**EXERCISE AIM:**
Write out all the lines again, precisely as they stand, but without the images.

--

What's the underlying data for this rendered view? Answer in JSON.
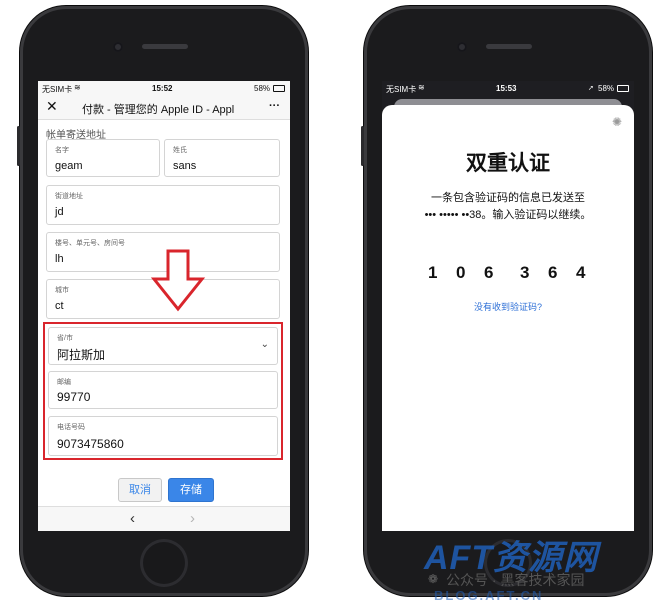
{
  "left_phone": {
    "status": {
      "carrier": "无SIM卡",
      "time": "15:52",
      "battery": "58%"
    },
    "nav": {
      "title": "付款 - 管理您的 Apple ID - Appl",
      "more": "···"
    },
    "section_title": "帐单寄送地址",
    "fields": {
      "first_name": {
        "label": "名字",
        "value": "geam"
      },
      "last_name": {
        "label": "姓氏",
        "value": "sans"
      },
      "street": {
        "label": "街道地址",
        "value": "jd"
      },
      "unit": {
        "label": "楼号、单元号、房间号",
        "value": "lh"
      },
      "city": {
        "label": "城市",
        "value": "ct"
      },
      "province": {
        "label": "省/市",
        "value": "阿拉斯加"
      },
      "zip": {
        "label": "邮编",
        "value": "99770"
      },
      "phone": {
        "label": "电话号码",
        "value": "9073475860"
      }
    },
    "buttons": {
      "cancel": "取消",
      "save": "存储"
    }
  },
  "right_phone": {
    "status": {
      "carrier": "无SIM卡",
      "time": "15:53",
      "battery": "58%"
    },
    "title": "双重认证",
    "message_line1": "一条包含验证码的信息已发送至",
    "message_line2": "••• ••••• ••38。输入验证码以继续。",
    "code_digits": [
      "1",
      "0",
      "6",
      "3",
      "6",
      "4"
    ],
    "resend_link": "没有收到验证码?"
  },
  "watermark": {
    "logo_text": "AFT资源网",
    "line2": "公众号 · 黑客技术家园",
    "line3": "BLOG.AFT.CN"
  },
  "colors": {
    "highlight_red": "#d9252c",
    "link_blue": "#2d6fd6",
    "save_blue": "#3a86e8",
    "watermark_blue": "#1f5fb8"
  }
}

--

**ANSWER TO THIS PROBLEM:**
What's the underlying data for this rendered view? Answer in JSON.
{
  "left_phone": {
    "status": {
      "carrier": "无SIM卡",
      "time": "15:52",
      "battery": "58%"
    },
    "nav": {
      "title": "付款 - 管理您的 Apple ID - Appl",
      "more": "···"
    },
    "section_title": "帐单寄送地址",
    "fields": {
      "first_name": {
        "label": "名字",
        "value": "geam"
      },
      "last_name": {
        "label": "姓氏",
        "value": "sans"
      },
      "street": {
        "label": "街道地址",
        "value": "jd"
      },
      "unit": {
        "label": "楼号、单元号、房间号",
        "value": "lh"
      },
      "city": {
        "label": "城市",
        "value": "ct"
      },
      "province": {
        "label": "省/市",
        "value": "阿拉斯加"
      },
      "zip": {
        "label": "邮编",
        "value": "99770"
      },
      "phone": {
        "label": "电话号码",
        "value": "9073475860"
      }
    },
    "buttons": {
      "cancel": "取消",
      "save": "存储"
    }
  },
  "right_phone": {
    "status": {
      "carrier": "无SIM卡",
      "time": "15:53",
      "battery": "58%"
    },
    "title": "双重认证",
    "message_line1": "一条包含验证码的信息已发送至",
    "message_line2": "••• ••••• ••38。输入验证码以继续。",
    "code_digits": [
      "1",
      "0",
      "6",
      "3",
      "6",
      "4"
    ],
    "resend_link": "没有收到验证码?"
  },
  "watermark": {
    "logo_text": "AFT资源网",
    "line2": "公众号 · 黑客技术家园",
    "line3": "BLOG.AFT.CN"
  },
  "colors": {
    "highlight_red": "#d9252c",
    "link_blue": "#2d6fd6",
    "save_blue": "#3a86e8",
    "watermark_blue": "#1f5fb8"
  }
}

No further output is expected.